- _Stated goal_: Note how many lines hold the string "icon" and give that number without any other words.

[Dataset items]
::::

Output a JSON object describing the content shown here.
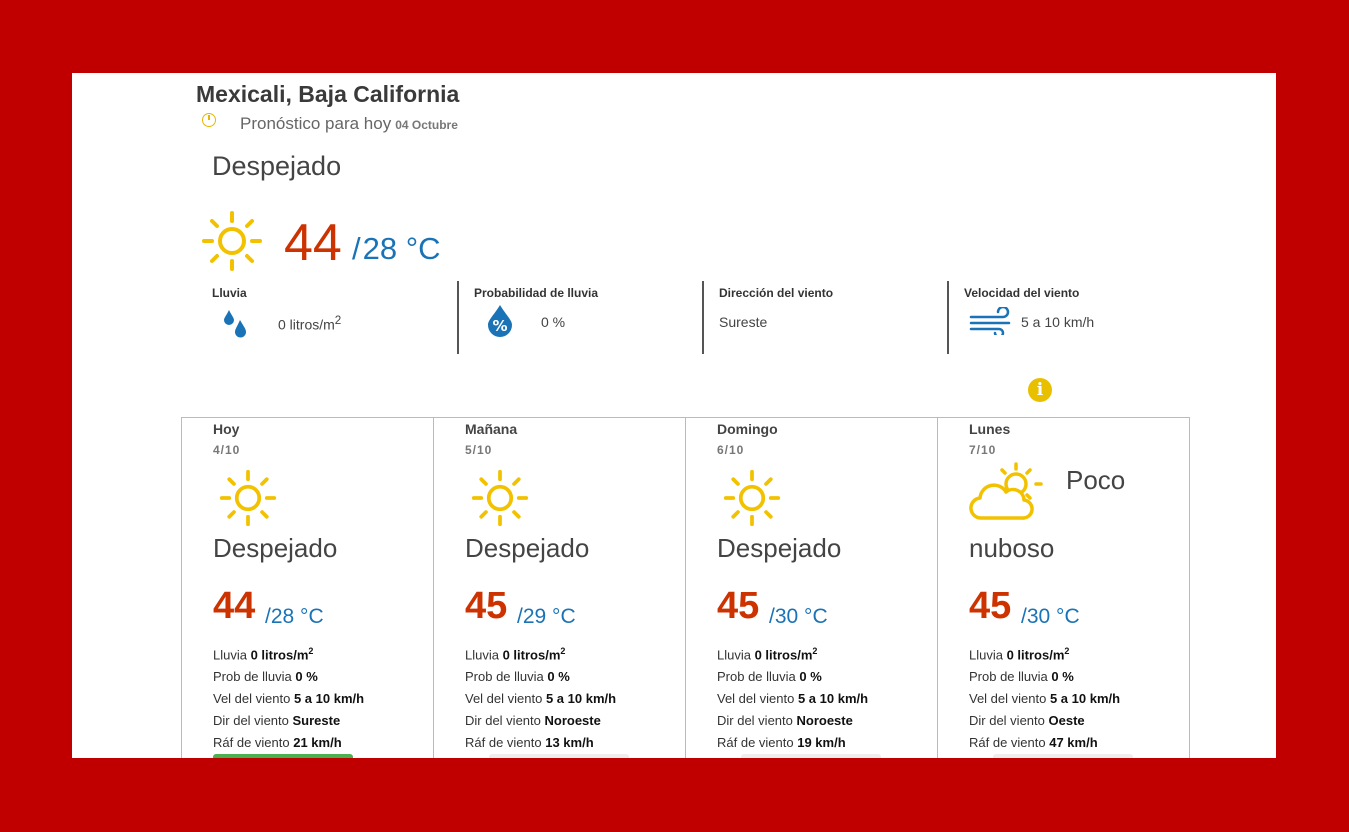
{
  "location": "Mexicali, Baja California",
  "forecast_label": "Pronóstico para hoy",
  "forecast_date": "04 Octubre",
  "today": {
    "condition": "Despejado",
    "max": "44",
    "min": "28",
    "unit": "°C"
  },
  "stats": [
    {
      "label": "Lluvia",
      "value": "0 litros/m",
      "sup": "2",
      "icon": "rain-drops-icon"
    },
    {
      "label": "Probabilidad de lluvia",
      "value": "0 %",
      "icon": "percent-drop-icon"
    },
    {
      "label": "Dirección del viento",
      "value": "Sureste"
    },
    {
      "label": "Velocidad del viento",
      "value": "5 a 10 km/h",
      "icon": "wind-icon"
    }
  ],
  "row_labels": {
    "rain": "Lluvia",
    "prob": "Prob de lluvia",
    "speed": "Vel del viento",
    "dir": "Dir del viento",
    "gust": "Ráf de viento"
  },
  "days": [
    {
      "day": "Hoy",
      "date": "4/10",
      "icon": "sun-icon",
      "condition": "Despejado",
      "max": "44",
      "min": "/28",
      "unit": "°C",
      "rain": "0 litros/m",
      "prob": "0 %",
      "speed": "5 a 10 km/h",
      "dir": "Sureste",
      "gust": "21 km/h"
    },
    {
      "day": "Mañana",
      "date": "5/10",
      "icon": "sun-icon",
      "condition": "Despejado",
      "max": "45",
      "min": "/29",
      "unit": "°C",
      "rain": "0 litros/m",
      "prob": "0 %",
      "speed": "5 a 10 km/h",
      "dir": "Noroeste",
      "gust": "13 km/h"
    },
    {
      "day": "Domingo",
      "date": "6/10",
      "icon": "sun-icon",
      "condition": "Despejado",
      "max": "45",
      "min": "/30",
      "unit": "°C",
      "rain": "0 litros/m",
      "prob": "0 %",
      "speed": "5 a 10 km/h",
      "dir": "Noroeste",
      "gust": "19 km/h"
    },
    {
      "day": "Lunes",
      "date": "7/10",
      "icon": "partly-cloudy-icon",
      "condition_a": "Poco",
      "condition_b": "nuboso",
      "max": "45",
      "min": "/30",
      "unit": "°C",
      "rain": "0 litros/m",
      "prob": "0 %",
      "speed": "5 a 10 km/h",
      "dir": "Oeste",
      "gust": "47 km/h"
    }
  ],
  "colors": {
    "frame": "#c00000",
    "max_temp": "#cc3300",
    "min_temp": "#1a73b6",
    "sun": "#f2c200"
  }
}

::::

- _Full output_: 7